**Instruction**
Each line that holds the word "this" counts once; report the total and nothing else.

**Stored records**
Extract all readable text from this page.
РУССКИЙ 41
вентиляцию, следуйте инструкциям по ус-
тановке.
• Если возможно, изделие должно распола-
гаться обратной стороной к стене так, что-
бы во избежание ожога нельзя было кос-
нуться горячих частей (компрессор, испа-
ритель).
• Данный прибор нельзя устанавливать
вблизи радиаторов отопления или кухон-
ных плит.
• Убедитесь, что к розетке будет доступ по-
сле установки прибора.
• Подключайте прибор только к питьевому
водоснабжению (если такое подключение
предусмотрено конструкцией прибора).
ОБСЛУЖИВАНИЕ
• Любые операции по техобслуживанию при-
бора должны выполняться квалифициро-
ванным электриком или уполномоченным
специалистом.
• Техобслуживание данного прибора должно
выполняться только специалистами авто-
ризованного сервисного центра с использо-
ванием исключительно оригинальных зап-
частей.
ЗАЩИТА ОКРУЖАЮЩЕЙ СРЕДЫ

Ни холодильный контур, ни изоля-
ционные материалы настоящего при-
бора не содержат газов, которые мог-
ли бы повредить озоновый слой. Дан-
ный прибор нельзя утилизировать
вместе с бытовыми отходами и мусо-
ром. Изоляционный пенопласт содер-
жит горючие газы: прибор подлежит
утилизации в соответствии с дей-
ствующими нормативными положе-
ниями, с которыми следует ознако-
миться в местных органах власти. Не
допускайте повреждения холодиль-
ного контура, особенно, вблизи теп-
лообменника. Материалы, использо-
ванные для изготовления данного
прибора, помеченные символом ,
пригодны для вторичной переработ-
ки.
* * *
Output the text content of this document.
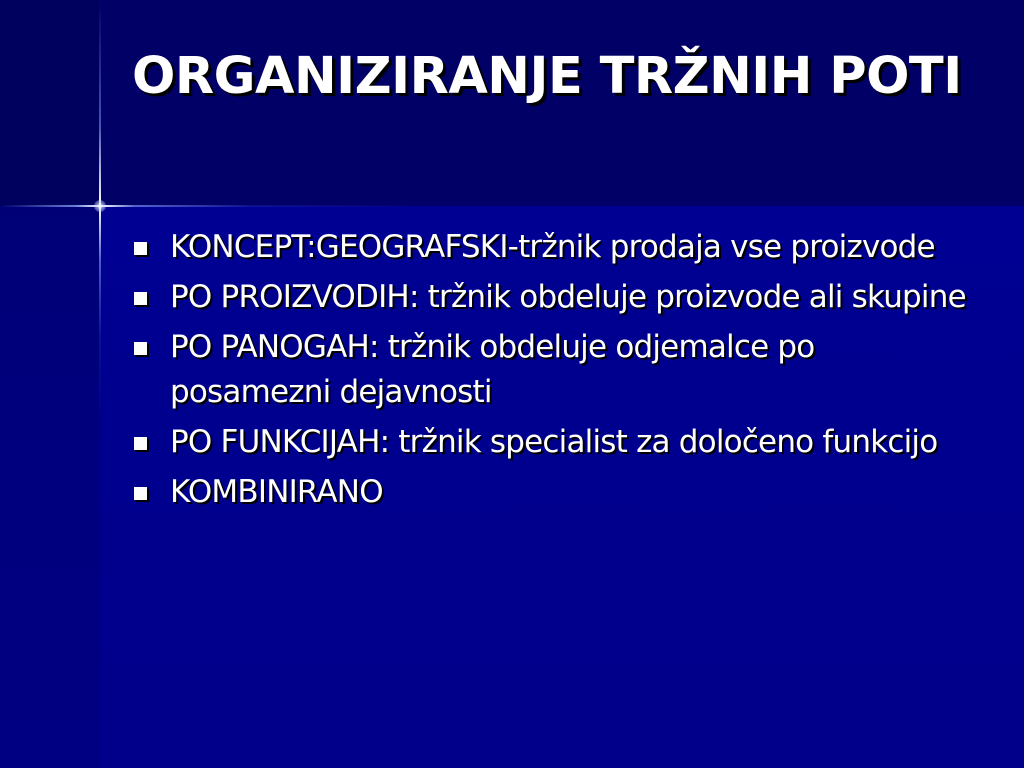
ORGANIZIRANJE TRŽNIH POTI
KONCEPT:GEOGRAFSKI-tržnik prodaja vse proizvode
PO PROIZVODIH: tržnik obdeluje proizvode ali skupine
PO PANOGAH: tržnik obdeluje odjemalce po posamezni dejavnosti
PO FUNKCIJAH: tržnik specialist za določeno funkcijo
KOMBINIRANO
---
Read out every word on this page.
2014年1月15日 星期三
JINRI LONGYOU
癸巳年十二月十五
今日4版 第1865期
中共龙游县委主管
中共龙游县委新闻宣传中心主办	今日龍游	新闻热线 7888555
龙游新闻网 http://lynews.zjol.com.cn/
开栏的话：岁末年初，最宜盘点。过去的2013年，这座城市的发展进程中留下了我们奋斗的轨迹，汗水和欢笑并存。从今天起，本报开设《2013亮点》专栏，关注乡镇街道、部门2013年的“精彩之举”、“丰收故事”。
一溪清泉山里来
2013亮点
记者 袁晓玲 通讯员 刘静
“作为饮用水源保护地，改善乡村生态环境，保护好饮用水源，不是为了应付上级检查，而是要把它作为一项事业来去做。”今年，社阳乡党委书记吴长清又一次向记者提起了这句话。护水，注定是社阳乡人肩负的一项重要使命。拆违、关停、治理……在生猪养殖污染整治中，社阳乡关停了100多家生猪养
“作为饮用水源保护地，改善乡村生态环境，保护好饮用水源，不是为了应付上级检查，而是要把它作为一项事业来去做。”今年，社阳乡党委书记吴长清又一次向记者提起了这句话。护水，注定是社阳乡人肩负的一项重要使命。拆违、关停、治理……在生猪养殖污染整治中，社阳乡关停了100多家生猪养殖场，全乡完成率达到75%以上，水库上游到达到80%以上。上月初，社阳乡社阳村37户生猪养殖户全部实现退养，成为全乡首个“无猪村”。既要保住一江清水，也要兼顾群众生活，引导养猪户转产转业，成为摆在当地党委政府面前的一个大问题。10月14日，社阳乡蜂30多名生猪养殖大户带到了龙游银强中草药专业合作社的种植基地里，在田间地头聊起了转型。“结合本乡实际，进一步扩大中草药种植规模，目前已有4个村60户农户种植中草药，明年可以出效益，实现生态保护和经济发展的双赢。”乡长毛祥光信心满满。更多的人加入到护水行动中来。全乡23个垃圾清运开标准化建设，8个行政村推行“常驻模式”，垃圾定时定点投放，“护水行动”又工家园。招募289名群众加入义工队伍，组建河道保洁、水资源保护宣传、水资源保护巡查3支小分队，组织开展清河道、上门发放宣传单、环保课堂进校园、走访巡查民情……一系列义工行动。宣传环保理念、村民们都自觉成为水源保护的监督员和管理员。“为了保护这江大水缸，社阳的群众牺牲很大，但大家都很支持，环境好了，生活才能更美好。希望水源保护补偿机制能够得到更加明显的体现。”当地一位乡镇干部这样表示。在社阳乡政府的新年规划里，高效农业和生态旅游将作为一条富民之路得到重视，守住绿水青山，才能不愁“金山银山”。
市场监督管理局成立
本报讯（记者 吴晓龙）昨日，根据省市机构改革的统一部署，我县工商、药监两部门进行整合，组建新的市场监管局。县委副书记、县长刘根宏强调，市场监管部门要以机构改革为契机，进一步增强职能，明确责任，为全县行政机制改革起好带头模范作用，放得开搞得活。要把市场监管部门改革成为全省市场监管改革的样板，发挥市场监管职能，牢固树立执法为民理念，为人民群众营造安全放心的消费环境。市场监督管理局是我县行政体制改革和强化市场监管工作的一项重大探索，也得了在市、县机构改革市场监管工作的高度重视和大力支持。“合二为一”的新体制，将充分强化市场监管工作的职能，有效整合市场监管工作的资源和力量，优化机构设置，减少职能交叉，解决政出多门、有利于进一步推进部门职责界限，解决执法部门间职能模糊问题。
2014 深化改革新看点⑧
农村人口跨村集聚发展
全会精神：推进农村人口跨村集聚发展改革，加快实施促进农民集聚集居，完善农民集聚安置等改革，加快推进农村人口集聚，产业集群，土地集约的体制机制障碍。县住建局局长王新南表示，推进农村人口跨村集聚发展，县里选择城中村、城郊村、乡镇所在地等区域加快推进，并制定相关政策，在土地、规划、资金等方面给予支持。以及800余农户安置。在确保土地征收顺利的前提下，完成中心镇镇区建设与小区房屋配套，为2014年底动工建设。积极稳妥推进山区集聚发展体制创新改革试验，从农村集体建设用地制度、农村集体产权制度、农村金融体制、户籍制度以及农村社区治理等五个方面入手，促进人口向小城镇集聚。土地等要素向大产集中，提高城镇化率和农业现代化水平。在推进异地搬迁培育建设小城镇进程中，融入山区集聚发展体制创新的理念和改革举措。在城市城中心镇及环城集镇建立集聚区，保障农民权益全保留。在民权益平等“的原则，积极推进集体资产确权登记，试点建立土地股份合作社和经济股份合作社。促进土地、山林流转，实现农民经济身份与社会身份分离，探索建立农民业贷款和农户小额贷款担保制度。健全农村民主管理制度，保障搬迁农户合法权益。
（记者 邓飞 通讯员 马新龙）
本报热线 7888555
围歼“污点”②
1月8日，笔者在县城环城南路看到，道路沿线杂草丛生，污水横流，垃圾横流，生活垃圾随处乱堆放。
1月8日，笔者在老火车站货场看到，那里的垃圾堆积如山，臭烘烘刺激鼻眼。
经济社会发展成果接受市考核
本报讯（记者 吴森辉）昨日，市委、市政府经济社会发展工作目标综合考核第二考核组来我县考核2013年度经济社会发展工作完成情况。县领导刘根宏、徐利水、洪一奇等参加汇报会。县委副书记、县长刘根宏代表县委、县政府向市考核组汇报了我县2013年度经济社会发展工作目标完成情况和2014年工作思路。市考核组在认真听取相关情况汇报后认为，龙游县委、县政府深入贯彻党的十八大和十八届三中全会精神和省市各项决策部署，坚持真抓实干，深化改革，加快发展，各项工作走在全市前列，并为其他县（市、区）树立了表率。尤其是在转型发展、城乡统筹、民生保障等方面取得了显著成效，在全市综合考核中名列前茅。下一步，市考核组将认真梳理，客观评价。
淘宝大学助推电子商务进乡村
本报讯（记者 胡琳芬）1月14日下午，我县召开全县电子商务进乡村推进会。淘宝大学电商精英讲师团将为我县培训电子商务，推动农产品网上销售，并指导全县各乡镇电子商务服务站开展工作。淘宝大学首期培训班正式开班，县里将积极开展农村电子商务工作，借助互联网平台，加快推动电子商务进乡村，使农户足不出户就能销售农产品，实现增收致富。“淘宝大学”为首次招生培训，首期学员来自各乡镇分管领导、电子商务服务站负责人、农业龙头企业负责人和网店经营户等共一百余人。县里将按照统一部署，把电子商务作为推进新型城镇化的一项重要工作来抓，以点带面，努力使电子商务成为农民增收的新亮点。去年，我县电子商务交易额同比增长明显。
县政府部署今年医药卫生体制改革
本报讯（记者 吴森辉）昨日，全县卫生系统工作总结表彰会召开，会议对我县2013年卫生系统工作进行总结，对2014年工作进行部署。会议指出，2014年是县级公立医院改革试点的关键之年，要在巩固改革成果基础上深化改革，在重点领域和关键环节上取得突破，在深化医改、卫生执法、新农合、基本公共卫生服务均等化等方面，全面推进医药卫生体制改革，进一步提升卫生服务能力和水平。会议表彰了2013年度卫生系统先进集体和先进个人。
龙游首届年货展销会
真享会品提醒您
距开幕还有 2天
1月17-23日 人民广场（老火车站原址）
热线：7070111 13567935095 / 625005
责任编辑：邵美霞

**Task answer**
3